Task to complete | Set down the material once more, exactly as it appears.
┄┄┄┄┄┄┄┄┄┄
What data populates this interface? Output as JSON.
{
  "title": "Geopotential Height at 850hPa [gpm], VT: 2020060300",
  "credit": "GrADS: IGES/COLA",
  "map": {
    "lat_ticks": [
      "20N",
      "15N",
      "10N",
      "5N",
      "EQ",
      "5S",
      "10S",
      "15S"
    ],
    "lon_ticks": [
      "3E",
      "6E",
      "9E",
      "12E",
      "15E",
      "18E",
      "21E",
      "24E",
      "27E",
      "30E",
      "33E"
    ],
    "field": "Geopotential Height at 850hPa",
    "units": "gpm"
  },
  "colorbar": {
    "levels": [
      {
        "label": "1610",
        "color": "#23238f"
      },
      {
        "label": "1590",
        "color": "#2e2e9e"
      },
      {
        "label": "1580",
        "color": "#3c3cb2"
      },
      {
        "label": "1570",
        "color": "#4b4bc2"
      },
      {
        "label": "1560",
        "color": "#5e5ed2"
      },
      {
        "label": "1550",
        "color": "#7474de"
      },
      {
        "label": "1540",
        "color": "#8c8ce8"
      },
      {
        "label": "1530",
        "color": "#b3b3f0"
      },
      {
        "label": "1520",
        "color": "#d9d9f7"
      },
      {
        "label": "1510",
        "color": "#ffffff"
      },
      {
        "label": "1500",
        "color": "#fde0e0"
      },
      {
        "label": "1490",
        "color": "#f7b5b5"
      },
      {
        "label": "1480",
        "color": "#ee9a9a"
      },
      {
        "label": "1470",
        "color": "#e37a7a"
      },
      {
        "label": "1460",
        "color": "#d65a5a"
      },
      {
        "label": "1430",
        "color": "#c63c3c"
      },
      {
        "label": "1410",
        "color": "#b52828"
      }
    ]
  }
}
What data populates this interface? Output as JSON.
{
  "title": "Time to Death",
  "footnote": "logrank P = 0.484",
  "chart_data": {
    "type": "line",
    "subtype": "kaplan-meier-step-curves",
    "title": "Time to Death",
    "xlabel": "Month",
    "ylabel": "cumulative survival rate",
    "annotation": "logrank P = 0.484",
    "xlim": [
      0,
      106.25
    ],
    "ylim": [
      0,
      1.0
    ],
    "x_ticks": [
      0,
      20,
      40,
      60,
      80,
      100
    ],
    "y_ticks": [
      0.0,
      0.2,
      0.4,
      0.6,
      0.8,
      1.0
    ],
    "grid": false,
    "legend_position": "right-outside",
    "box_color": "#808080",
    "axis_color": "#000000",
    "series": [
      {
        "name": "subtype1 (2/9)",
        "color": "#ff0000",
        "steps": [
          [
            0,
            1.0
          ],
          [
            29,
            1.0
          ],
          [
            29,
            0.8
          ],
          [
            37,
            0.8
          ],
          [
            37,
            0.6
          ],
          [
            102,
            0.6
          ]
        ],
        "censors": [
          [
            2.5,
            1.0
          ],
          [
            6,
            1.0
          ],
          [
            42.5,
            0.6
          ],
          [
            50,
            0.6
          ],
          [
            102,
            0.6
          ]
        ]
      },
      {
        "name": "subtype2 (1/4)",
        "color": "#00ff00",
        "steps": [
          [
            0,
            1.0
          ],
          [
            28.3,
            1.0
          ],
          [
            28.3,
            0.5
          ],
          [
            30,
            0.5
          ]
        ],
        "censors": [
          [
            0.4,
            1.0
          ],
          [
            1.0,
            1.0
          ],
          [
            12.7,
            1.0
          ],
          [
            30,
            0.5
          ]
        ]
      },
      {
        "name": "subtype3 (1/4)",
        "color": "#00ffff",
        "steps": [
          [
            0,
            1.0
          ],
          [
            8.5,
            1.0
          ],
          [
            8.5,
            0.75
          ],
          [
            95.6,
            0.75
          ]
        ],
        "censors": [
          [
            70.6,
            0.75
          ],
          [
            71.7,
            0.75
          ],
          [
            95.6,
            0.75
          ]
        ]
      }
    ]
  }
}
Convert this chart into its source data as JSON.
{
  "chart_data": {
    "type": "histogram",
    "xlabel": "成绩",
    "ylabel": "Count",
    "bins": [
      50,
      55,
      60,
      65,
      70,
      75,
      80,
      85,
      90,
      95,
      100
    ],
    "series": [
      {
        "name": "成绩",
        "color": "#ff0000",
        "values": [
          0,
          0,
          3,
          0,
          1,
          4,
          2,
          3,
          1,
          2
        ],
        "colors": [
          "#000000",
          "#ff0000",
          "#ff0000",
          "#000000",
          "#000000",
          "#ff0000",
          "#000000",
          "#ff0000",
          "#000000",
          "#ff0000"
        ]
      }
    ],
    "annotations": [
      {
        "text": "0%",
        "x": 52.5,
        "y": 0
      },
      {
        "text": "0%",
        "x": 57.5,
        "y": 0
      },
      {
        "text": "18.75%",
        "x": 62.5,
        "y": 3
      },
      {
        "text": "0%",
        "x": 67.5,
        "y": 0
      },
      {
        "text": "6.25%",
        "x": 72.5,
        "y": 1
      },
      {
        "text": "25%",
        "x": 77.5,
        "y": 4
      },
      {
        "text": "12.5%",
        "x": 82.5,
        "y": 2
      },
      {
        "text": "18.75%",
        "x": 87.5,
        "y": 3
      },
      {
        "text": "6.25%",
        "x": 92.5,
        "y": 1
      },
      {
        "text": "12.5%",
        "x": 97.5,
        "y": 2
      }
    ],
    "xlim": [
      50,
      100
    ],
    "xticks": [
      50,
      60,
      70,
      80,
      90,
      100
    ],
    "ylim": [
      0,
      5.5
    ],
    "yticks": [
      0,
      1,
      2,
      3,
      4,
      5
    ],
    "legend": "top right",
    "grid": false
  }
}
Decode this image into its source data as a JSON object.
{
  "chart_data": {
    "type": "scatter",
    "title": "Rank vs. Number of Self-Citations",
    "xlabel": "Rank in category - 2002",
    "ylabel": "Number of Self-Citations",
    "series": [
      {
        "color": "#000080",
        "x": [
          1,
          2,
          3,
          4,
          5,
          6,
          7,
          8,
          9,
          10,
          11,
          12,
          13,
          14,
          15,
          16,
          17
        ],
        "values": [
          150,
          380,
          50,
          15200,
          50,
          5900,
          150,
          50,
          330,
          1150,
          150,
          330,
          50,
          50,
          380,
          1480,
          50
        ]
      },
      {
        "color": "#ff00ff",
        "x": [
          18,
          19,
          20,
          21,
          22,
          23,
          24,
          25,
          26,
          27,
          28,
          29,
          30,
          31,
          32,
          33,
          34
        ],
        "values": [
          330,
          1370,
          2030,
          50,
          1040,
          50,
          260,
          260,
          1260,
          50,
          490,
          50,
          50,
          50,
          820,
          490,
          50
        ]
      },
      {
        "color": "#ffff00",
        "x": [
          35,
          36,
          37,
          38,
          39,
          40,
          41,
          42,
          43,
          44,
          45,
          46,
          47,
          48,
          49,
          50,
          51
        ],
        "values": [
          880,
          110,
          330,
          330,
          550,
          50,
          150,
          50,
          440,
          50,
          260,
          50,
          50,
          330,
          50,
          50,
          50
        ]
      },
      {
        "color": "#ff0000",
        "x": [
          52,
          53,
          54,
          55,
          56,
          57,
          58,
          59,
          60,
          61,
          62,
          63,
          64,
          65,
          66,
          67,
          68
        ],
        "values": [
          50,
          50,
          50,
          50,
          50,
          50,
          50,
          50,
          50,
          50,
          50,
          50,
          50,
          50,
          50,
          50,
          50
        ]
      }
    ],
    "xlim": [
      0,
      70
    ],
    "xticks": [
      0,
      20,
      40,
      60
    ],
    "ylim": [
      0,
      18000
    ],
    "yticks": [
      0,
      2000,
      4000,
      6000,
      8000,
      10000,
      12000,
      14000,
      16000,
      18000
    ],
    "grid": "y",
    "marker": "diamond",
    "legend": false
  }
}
┄┄┄┄┄┄┄┄┄┄
The response |
What data populates this interface? Output as JSON.
{
  "title": "Geopotential Height at 850hPa [gpm], VT: 2020060300",
  "credit": "GrADS: IGES/COLA",
  "map": {
    "lat_ticks": [
      "20N",
      "15N",
      "10N",
      "5N",
      "EQ",
      "5S",
      "10S",
      "15S"
    ],
    "lon_ticks": [
      "3E",
      "6E",
      "9E",
      "12E",
      "15E",
      "18E",
      "21E",
      "24E",
      "27E",
      "30E",
      "33E"
    ],
    "field": "Geopotential Height at 850hPa",
    "units": "gpm"
  },
  "colorbar": {
    "levels": [
      {
        "label": "1610",
        "color": "#23238f"
      },
      {
        "label": "1590",
        "color": "#2e2e9e"
      },
      {
        "label": "1580",
        "color": "#3c3cb2"
      },
      {
        "label": "1570",
        "color": "#4b4bc2"
      },
      {
        "label": "1560",
        "color": "#5e5ed2"
      },
      {
        "label": "1550",
        "color": "#7474de"
      },
      {
        "label": "1540",
        "color": "#8c8ce8"
      },
      {
        "label": "1530",
        "color": "#b3b3f0"
      },
      {
        "label": "1520",
        "color": "#d9d9f7"
      },
      {
        "label": "1510",
        "color": "#ffffff"
      },
      {
        "label": "1500",
        "color": "#fde0e0"
      },
      {
        "label": "1490",
        "color": "#f7b5b5"
      },
      {
        "label": "1480",
        "color": "#ee9a9a"
      },
      {
        "label": "1470",
        "color": "#e37a7a"
      },
      {
        "label": "1460",
        "color": "#d65a5a"
      },
      {
        "label": "1430",
        "color": "#c63c3c"
      },
      {
        "label": "1410",
        "color": "#b52828"
      }
    ]
  }
}
What data populates this interface? Output as JSON.
{
  "title": "Time to Death",
  "footnote": "logrank P = 0.484",
  "chart_data": {
    "type": "line",
    "subtype": "kaplan-meier-step-curves",
    "title": "Time to Death",
    "xlabel": "Month",
    "ylabel": "cumulative survival rate",
    "annotation": "logrank P = 0.484",
    "xlim": [
      0,
      106.25
    ],
    "ylim": [
      0,
      1.0
    ],
    "x_ticks": [
      0,
      20,
      40,
      60,
      80,
      100
    ],
    "y_ticks": [
      0.0,
      0.2,
      0.4,
      0.6,
      0.8,
      1.0
    ],
    "grid": false,
    "legend_position": "right-outside",
    "box_color": "#808080",
    "axis_color": "#000000",
    "series": [
      {
        "name": "subtype1 (2/9)",
        "color": "#ff0000",
        "steps": [
          [
            0,
            1.0
          ],
          [
            29,
            1.0
          ],
          [
            29,
            0.8
          ],
          [
            37,
            0.8
          ],
          [
            37,
            0.6
          ],
          [
            102,
            0.6
          ]
        ],
        "censors": [
          [
            2.5,
            1.0
          ],
          [
            6,
            1.0
          ],
          [
            42.5,
            0.6
          ],
          [
            50,
            0.6
          ],
          [
            102,
            0.6
          ]
        ]
      },
      {
        "name": "subtype2 (1/4)",
        "color": "#00ff00",
        "steps": [
          [
            0,
            1.0
          ],
          [
            28.3,
            1.0
          ],
          [
            28.3,
            0.5
          ],
          [
            30,
            0.5
          ]
        ],
        "censors": [
          [
            0.4,
            1.0
          ],
          [
            1.0,
            1.0
          ],
          [
            12.7,
            1.0
          ],
          [
            30,
            0.5
          ]
        ]
      },
      {
        "name": "subtype3 (1/4)",
        "color": "#00ffff",
        "steps": [
          [
            0,
            1.0
          ],
          [
            8.5,
            1.0
          ],
          [
            8.5,
            0.75
          ],
          [
            95.6,
            0.75
          ]
        ],
        "censors": [
          [
            70.6,
            0.75
          ],
          [
            71.7,
            0.75
          ],
          [
            95.6,
            0.75
          ]
        ]
      }
    ]
  }
}
Convert this chart into its source data as JSON.
{
  "chart_data": {
    "type": "histogram",
    "xlabel": "成绩",
    "ylabel": "Count",
    "bins": [
      50,
      55,
      60,
      65,
      70,
      75,
      80,
      85,
      90,
      95,
      100
    ],
    "series": [
      {
        "name": "成绩",
        "color": "#ff0000",
        "values": [
          0,
          0,
          3,
          0,
          1,
          4,
          2,
          3,
          1,
          2
        ],
        "colors": [
          "#000000",
          "#ff0000",
          "#ff0000",
          "#000000",
          "#000000",
          "#ff0000",
          "#000000",
          "#ff0000",
          "#000000",
          "#ff0000"
        ]
      }
    ],
    "annotations": [
      {
        "text": "0%",
        "x": 52.5,
        "y": 0
      },
      {
        "text": "0%",
        "x": 57.5,
        "y": 0
      },
      {
        "text": "18.75%",
        "x": 62.5,
        "y": 3
      },
      {
        "text": "0%",
        "x": 67.5,
        "y": 0
      },
      {
        "text": "6.25%",
        "x": 72.5,
        "y": 1
      },
      {
        "text": "25%",
        "x": 77.5,
        "y": 4
      },
      {
        "text": "12.5%",
        "x": 82.5,
        "y": 2
      },
      {
        "text": "18.75%",
        "x": 87.5,
        "y": 3
      },
      {
        "text": "6.25%",
        "x": 92.5,
        "y": 1
      },
      {
        "text": "12.5%",
        "x": 97.5,
        "y": 2
      }
    ],
    "xlim": [
      50,
      100
    ],
    "xticks": [
      50,
      60,
      70,
      80,
      90,
      100
    ],
    "ylim": [
      0,
      5.5
    ],
    "yticks": [
      0,
      1,
      2,
      3,
      4,
      5
    ],
    "legend": "top right",
    "grid": false
  }
}
Decode this image into its source data as a JSON object.
{
  "chart_data": {
    "type": "scatter",
    "title": "Rank vs. Number of Self-Citations",
    "xlabel": "Rank in category - 2002",
    "ylabel": "Number of Self-Citations",
    "series": [
      {
        "color": "#000080",
        "x": [
          1,
          2,
          3,
          4,
          5,
          6,
          7,
          8,
          9,
          10,
          11,
          12,
          13,
          14,
          15,
          16,
          17
        ],
        "values": [
          150,
          380,
          50,
          15200,
          50,
          5900,
          150,
          50,
          330,
          1150,
          150,
          330,
          50,
          50,
          380,
          1480,
          50
        ]
      },
      {
        "color": "#ff00ff",
        "x": [
          18,
          19,
          20,
          21,
          22,
          23,
          24,
          25,
          26,
          27,
          28,
          29,
          30,
          31,
          32,
          33,
          34
        ],
        "values": [
          330,
          1370,
          2030,
          50,
          1040,
          50,
          260,
          260,
          1260,
          50,
          490,
          50,
          50,
          50,
          820,
          490,
          50
        ]
      },
      {
        "color": "#ffff00",
        "x": [
          35,
          36,
          37,
          38,
          39,
          40,
          41,
          42,
          43,
          44,
          45,
          46,
          47,
          48,
          49,
          50,
          51
        ],
        "values": [
          880,
          110,
          330,
          330,
          550,
          50,
          150,
          50,
          440,
          50,
          260,
          50,
          50,
          330,
          50,
          50,
          50
        ]
      },
      {
        "color": "#ff0000",
        "x": [
          52,
          53,
          54,
          55,
          56,
          57,
          58,
          59,
          60,
          61,
          62,
          63,
          64,
          65,
          66,
          67,
          68
        ],
        "values": [
          50,
          50,
          50,
          50,
          50,
          50,
          50,
          50,
          50,
          50,
          50,
          50,
          50,
          50,
          50,
          50,
          50
        ]
      }
    ],
    "xlim": [
      0,
      70
    ],
    "xticks": [
      0,
      20,
      40,
      60
    ],
    "ylim": [
      0,
      18000
    ],
    "yticks": [
      0,
      2000,
      4000,
      6000,
      8000,
      10000,
      12000,
      14000,
      16000,
      18000
    ],
    "grid": "y",
    "marker": "diamond",
    "legend": false
  }
}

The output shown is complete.